Repeat the lines from the first one through the line containing "chevron-right-icon — [208, 343, 215, 354]", replacing "category-item" with "sidebar-category" and leaving everything else unchanged.

→ **Data provided**
------------------------

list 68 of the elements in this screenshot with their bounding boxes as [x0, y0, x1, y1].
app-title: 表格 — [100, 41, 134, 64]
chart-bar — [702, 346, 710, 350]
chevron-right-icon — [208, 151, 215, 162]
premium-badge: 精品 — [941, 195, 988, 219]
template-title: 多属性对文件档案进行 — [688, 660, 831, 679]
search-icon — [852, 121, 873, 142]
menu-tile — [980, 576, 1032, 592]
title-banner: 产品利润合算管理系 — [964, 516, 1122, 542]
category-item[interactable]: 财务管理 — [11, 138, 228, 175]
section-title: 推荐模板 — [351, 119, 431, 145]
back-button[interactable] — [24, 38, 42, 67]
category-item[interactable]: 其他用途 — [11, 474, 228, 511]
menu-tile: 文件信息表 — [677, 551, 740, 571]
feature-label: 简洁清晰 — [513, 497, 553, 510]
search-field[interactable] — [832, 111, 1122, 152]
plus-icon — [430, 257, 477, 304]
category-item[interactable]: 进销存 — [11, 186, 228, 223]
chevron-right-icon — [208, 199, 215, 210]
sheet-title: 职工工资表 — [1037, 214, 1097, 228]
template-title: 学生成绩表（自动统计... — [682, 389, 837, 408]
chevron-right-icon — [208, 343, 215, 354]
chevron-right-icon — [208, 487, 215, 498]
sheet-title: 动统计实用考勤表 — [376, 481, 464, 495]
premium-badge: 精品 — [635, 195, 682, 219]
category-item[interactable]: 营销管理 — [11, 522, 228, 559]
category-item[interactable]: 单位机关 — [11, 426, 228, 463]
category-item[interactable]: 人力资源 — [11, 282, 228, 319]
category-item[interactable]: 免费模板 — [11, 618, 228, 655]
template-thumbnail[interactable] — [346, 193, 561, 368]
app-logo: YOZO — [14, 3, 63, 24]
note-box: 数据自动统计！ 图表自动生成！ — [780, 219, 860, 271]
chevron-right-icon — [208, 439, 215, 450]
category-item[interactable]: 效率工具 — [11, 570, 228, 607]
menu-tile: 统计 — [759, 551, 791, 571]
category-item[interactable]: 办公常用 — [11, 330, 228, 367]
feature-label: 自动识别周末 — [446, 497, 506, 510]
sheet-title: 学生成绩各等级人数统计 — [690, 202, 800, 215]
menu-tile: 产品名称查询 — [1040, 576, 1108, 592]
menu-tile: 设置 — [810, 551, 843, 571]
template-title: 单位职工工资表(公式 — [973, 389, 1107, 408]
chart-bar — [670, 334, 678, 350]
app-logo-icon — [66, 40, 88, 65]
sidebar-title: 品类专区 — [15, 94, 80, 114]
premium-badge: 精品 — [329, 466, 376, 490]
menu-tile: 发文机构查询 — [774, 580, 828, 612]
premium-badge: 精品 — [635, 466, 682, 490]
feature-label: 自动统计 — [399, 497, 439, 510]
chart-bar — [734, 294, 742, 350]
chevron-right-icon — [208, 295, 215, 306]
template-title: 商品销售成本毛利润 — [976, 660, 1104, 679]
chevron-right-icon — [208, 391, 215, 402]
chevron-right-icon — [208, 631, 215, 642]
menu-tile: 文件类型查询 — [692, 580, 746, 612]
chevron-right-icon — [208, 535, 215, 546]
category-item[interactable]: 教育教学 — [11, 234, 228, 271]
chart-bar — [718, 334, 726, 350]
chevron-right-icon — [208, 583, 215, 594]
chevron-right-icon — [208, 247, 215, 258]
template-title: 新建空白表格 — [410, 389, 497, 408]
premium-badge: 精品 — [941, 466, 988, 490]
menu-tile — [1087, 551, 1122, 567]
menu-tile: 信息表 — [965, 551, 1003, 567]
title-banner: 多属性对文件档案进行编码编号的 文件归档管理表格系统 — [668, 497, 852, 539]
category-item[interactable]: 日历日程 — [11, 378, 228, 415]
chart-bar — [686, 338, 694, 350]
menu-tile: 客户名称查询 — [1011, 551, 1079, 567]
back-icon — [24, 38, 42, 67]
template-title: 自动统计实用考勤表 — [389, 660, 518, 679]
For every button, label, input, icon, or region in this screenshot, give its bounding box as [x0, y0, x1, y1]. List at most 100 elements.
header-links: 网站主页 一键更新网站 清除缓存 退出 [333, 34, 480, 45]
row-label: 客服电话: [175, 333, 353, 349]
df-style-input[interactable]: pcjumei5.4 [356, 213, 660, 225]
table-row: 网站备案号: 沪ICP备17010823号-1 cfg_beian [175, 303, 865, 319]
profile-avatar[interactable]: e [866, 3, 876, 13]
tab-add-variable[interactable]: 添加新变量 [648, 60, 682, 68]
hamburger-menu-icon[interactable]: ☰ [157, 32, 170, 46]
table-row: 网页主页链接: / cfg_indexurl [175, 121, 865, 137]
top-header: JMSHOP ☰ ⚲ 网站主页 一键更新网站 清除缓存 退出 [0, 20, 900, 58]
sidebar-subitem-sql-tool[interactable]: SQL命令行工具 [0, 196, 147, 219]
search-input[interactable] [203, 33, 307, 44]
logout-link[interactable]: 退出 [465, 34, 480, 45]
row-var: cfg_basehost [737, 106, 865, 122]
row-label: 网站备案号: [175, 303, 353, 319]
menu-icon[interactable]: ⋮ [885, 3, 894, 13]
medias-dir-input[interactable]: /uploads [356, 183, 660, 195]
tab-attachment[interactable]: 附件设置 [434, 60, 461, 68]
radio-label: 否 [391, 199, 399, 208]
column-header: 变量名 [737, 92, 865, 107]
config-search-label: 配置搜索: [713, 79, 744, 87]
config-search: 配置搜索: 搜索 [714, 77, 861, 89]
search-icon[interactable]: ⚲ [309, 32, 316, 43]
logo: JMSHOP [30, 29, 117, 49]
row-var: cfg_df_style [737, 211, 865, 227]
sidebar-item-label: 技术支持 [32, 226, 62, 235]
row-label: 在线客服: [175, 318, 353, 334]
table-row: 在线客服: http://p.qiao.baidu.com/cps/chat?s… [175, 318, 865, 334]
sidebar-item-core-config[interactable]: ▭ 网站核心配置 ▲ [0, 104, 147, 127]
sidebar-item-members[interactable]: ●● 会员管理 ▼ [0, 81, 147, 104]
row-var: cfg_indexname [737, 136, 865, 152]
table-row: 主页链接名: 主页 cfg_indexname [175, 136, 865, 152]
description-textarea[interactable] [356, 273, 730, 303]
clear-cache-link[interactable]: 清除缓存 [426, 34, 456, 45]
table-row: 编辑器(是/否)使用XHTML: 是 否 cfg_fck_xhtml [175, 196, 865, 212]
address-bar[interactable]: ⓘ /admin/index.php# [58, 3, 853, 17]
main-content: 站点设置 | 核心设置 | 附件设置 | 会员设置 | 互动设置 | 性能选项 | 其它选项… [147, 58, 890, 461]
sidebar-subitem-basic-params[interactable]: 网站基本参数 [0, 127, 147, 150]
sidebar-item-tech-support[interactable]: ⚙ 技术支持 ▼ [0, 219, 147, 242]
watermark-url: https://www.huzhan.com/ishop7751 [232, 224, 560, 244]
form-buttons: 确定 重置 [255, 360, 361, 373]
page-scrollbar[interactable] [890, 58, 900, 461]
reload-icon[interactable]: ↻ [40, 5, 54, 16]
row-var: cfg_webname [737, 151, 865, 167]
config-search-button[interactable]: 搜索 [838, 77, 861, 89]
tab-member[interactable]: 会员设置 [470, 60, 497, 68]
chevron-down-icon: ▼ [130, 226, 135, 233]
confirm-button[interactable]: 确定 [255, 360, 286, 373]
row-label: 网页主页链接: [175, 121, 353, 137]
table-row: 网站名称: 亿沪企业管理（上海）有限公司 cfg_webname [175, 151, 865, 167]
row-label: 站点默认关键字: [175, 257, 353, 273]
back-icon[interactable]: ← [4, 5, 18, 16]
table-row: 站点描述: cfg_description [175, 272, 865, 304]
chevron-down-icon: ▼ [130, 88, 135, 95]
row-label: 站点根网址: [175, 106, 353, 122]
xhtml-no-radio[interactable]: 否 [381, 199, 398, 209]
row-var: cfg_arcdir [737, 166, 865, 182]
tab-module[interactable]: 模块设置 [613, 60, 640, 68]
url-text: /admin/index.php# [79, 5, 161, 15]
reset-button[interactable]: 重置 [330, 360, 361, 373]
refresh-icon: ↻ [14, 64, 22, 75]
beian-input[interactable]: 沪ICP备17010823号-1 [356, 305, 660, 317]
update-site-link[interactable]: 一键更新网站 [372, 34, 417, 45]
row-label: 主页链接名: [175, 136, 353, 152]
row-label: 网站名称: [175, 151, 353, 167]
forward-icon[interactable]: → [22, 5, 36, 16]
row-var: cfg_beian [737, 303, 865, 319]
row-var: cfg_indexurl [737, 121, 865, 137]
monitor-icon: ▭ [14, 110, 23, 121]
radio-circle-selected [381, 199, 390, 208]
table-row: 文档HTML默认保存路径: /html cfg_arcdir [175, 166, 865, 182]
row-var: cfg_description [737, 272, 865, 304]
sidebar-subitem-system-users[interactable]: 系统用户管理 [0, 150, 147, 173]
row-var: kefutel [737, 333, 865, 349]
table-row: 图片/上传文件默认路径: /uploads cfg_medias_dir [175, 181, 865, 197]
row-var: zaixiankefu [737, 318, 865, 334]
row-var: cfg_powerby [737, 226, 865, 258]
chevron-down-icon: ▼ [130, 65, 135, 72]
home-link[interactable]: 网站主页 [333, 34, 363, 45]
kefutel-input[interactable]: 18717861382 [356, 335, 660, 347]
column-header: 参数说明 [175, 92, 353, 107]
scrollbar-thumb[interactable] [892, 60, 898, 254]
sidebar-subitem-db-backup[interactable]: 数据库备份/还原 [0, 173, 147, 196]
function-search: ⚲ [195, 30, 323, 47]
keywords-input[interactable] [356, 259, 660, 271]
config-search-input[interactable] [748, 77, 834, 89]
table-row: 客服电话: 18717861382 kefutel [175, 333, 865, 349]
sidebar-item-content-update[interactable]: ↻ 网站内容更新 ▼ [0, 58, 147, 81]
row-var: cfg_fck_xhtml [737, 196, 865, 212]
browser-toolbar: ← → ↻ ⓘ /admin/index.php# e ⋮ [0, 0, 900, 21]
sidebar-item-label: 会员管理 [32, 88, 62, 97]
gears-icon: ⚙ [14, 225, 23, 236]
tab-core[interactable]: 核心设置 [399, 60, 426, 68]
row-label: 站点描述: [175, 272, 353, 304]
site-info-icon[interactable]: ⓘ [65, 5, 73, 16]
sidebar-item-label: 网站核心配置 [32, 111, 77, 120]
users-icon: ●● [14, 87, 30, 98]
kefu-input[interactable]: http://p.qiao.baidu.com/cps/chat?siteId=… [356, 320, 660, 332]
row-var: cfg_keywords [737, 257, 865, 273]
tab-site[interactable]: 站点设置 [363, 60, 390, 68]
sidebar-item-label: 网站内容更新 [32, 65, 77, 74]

------------------------

→ **Expected answer**
list 68 of the elements in this screenshot with their bounding boxes as [x0, y0, x1, y1].
app-title: 表格 — [100, 41, 134, 64]
chart-bar — [702, 346, 710, 350]
chevron-right-icon — [208, 151, 215, 162]
premium-badge: 精品 — [941, 195, 988, 219]
template-title: 多属性对文件档案进行 — [688, 660, 831, 679]
search-icon — [852, 121, 873, 142]
menu-tile — [980, 576, 1032, 592]
title-banner: 产品利润合算管理系 — [964, 516, 1122, 542]
sidebar-category[interactable]: 财务管理 — [11, 138, 228, 175]
section-title: 推荐模板 — [351, 119, 431, 145]
back-button[interactable] — [24, 38, 42, 67]
sidebar-category[interactable]: 其他用途 — [11, 474, 228, 511]
menu-tile: 文件信息表 — [677, 551, 740, 571]
feature-label: 简洁清晰 — [513, 497, 553, 510]
search-field[interactable] — [832, 111, 1122, 152]
plus-icon — [430, 257, 477, 304]
sidebar-category[interactable]: 进销存 — [11, 186, 228, 223]
chevron-right-icon — [208, 199, 215, 210]
sheet-title: 职工工资表 — [1037, 214, 1097, 228]
template-title: 学生成绩表（自动统计... — [682, 389, 837, 408]
chevron-right-icon — [208, 343, 215, 354]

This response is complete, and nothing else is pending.